Entries with figure data =>
────
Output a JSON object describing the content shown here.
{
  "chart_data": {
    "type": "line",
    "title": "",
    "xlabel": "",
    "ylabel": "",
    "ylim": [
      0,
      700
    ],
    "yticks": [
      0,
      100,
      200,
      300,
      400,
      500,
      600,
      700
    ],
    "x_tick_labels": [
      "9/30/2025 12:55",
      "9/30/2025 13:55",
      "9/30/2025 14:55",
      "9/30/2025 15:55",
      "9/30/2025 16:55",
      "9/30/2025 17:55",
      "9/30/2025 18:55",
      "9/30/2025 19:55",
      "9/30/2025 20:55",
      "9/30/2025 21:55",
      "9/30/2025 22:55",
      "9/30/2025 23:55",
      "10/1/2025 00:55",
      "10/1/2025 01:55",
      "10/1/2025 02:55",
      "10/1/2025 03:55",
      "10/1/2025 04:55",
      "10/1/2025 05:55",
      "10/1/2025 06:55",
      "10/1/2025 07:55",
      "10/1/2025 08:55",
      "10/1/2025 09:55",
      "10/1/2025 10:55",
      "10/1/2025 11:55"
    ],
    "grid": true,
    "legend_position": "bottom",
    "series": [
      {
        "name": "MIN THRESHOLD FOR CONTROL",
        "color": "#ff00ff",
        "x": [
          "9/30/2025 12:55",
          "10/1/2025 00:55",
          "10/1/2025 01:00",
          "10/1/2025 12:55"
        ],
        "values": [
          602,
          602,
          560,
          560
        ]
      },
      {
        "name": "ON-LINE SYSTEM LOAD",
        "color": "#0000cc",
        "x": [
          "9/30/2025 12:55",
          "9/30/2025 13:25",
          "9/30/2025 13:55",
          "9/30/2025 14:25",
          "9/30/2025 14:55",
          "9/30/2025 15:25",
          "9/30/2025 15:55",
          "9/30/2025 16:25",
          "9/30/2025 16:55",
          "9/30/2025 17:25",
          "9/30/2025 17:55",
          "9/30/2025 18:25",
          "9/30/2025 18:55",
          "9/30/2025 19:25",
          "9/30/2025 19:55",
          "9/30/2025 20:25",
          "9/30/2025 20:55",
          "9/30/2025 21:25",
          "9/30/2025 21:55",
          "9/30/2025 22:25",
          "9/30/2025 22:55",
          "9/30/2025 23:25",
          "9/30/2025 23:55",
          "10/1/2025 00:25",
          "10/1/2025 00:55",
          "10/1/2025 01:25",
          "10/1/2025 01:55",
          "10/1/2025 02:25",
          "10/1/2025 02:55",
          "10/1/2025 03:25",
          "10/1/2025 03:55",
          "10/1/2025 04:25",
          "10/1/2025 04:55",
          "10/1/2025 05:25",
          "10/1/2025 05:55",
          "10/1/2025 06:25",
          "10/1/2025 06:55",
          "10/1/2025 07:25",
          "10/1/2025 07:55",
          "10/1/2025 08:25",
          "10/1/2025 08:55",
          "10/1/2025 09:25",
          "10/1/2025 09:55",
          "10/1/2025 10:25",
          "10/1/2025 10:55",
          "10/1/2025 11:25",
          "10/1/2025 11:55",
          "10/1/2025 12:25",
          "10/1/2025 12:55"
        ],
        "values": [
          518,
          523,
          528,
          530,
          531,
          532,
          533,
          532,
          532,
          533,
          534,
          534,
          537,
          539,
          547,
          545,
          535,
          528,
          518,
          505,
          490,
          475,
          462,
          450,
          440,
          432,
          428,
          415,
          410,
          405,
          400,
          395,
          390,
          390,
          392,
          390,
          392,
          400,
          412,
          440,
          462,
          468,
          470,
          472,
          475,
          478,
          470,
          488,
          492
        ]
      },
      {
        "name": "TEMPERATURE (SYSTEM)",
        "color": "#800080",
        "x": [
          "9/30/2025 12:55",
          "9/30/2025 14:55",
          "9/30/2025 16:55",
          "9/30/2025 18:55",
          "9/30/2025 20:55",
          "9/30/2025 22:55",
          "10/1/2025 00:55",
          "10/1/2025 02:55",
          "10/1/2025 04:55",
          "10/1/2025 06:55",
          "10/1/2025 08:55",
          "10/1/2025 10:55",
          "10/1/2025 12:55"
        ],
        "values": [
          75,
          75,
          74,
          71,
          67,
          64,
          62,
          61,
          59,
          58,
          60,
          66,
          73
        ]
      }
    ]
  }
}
────
WHAT IS REQUIRED => List every line above that contains the word "SYSTEM".

RESULT OF THE EXERCISE =>
        "name": "ON-LINE SYSTEM LOAD",
        "name": "TEMPERATURE (SYSTEM)",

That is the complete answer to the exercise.